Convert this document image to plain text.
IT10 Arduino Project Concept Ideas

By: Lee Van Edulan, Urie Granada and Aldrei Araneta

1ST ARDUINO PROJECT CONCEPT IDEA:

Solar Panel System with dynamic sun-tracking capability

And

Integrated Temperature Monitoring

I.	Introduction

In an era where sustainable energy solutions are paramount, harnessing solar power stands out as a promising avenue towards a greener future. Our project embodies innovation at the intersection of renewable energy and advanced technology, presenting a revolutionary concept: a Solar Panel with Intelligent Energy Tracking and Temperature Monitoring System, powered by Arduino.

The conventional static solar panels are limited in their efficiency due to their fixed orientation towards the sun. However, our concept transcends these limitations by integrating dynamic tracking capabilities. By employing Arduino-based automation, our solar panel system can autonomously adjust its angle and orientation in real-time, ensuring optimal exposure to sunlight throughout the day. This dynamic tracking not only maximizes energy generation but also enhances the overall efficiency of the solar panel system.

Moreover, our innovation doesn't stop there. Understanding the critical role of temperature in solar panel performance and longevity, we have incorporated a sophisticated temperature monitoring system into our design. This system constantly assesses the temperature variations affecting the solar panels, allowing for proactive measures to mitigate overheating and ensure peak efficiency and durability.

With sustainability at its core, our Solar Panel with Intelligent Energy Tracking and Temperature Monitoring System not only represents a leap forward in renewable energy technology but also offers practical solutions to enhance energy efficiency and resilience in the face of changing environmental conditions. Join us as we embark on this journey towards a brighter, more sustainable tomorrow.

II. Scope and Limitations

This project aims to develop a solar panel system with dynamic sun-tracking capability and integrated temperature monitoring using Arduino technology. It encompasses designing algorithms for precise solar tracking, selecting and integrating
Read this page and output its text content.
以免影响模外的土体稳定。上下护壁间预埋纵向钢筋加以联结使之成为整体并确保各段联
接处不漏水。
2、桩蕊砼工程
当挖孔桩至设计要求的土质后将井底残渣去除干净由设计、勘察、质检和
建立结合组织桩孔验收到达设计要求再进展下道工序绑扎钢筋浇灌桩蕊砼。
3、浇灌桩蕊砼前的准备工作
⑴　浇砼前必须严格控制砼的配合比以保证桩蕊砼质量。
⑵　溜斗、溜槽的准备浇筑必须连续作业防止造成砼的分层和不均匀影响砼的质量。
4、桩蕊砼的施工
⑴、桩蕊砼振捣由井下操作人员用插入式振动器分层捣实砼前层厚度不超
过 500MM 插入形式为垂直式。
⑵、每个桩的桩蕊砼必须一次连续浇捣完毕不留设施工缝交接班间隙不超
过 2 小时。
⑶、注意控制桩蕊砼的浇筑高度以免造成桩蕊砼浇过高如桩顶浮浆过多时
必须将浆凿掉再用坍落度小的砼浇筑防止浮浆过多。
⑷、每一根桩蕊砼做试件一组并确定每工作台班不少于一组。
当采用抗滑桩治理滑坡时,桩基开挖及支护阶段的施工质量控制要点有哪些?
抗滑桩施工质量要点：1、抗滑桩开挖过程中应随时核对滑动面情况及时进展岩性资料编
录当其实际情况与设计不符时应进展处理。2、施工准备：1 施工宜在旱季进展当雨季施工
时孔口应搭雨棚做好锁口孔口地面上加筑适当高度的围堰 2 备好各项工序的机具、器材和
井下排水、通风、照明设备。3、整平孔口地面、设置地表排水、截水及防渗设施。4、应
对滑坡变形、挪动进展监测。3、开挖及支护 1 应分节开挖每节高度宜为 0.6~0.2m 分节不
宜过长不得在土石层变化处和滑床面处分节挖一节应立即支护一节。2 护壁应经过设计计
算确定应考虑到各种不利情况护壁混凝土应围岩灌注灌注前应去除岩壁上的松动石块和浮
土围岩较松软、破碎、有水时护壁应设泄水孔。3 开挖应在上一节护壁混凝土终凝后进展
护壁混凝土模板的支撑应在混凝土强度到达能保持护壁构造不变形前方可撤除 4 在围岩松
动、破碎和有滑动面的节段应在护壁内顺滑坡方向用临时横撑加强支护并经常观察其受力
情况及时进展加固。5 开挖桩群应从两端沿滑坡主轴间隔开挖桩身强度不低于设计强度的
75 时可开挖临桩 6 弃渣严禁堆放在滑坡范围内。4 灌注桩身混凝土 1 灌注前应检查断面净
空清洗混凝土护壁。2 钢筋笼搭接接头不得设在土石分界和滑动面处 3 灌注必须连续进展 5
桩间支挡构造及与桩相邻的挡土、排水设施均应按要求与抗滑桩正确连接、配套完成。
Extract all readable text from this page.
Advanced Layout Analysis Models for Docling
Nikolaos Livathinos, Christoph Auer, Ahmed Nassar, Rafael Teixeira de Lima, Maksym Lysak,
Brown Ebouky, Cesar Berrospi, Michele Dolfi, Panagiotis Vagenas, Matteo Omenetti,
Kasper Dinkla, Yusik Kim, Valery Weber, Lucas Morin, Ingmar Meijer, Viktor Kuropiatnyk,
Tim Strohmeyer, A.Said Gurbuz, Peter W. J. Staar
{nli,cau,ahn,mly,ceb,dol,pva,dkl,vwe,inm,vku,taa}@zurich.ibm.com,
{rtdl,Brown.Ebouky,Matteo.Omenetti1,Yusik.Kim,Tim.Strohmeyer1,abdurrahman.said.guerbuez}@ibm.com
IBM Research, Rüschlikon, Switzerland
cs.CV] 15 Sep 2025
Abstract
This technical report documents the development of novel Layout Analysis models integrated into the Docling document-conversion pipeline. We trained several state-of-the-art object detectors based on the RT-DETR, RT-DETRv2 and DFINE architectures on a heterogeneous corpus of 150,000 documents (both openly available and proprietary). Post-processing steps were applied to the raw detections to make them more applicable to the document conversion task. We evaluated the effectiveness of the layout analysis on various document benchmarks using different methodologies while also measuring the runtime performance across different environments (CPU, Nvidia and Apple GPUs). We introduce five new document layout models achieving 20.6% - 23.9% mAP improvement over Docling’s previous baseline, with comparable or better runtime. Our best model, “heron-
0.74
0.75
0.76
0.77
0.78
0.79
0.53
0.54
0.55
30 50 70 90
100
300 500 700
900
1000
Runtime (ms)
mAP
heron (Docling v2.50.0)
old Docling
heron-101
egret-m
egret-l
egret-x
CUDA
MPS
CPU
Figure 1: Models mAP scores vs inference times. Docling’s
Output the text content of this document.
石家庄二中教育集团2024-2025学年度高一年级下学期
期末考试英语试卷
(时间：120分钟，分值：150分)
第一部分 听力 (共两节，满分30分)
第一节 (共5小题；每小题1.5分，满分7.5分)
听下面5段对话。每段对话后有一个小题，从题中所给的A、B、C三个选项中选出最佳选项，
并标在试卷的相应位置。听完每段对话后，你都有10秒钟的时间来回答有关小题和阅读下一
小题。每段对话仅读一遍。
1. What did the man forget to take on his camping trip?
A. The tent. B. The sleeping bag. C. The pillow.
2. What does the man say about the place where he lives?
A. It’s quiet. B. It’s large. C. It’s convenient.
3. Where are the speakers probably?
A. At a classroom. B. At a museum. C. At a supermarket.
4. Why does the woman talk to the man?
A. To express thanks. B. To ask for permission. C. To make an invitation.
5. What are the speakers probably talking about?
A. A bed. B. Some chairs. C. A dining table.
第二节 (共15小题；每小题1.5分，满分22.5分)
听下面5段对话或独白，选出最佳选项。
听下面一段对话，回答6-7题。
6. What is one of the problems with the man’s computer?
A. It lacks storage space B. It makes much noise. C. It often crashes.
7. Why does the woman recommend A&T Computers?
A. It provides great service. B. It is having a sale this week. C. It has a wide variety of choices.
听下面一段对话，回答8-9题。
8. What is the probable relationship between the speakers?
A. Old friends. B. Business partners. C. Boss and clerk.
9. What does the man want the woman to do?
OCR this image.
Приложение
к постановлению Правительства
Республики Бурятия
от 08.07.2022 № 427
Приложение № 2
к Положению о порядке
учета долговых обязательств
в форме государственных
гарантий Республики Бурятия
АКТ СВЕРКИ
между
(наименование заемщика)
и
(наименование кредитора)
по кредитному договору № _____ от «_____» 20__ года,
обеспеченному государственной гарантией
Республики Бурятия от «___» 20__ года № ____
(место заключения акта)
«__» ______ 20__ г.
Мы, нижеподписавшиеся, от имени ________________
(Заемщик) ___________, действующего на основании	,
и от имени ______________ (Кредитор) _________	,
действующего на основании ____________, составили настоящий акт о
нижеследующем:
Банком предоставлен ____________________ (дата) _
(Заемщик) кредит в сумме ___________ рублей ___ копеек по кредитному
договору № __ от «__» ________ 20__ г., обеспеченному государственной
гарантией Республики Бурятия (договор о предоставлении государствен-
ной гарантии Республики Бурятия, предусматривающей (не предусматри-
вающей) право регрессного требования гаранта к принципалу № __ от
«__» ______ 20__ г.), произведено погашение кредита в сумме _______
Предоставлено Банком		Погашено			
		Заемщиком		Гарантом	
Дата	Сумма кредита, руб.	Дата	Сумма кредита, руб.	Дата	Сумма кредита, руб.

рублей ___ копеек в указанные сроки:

^^^^^^^^^^^^^^^^

• _WORK TO DO_:
Produce an exact repeat of the lines from the one containing "OCR this image." through the last line of the data, and nothing more.

• _EXERCISE RESPONSE_:
OCR this image.
Приложение
к постановлению Правительства
Республики Бурятия
от 08.07.2022 № 427
Приложение № 2
к Положению о порядке
учета долговых обязательств
в форме государственных
гарантий Республики Бурятия
АКТ СВЕРКИ
между
(наименование заемщика)
и
(наименование кредитора)
по кредитному договору № _____ от «_____» 20__ года,
обеспеченному государственной гарантией
Республики Бурятия от «___» 20__ года № ____
(место заключения акта)
«__» ______ 20__ г.
Мы, нижеподписавшиеся, от имени ________________
(Заемщик) ___________, действующего на основании	,
и от имени ______________ (Кредитор) _________	,
действующего на основании ____________, составили настоящий акт о
нижеследующем:
Банком предоставлен ____________________ (дата) _
(Заемщик) кредит в сумме ___________ рублей ___ копеек по кредитному
договору № __ от «__» ________ 20__ г., обеспеченному государственной
гарантией Республики Бурятия (договор о предоставлении государствен-
ной гарантии Республики Бурятия, предусматривающей (не предусматри-
вающей) право регрессного требования гаранта к принципалу № __ от
«__» ______ 20__ г.), произведено погашение кредита в сумме _______
Предоставлено Банком		Погашено			
		Заемщиком		Гарантом	
Дата	Сумма кредита, руб.	Дата	Сумма кредита, руб.	Дата	Сумма кредита, руб.

рублей ___ копеек в указанные сроки:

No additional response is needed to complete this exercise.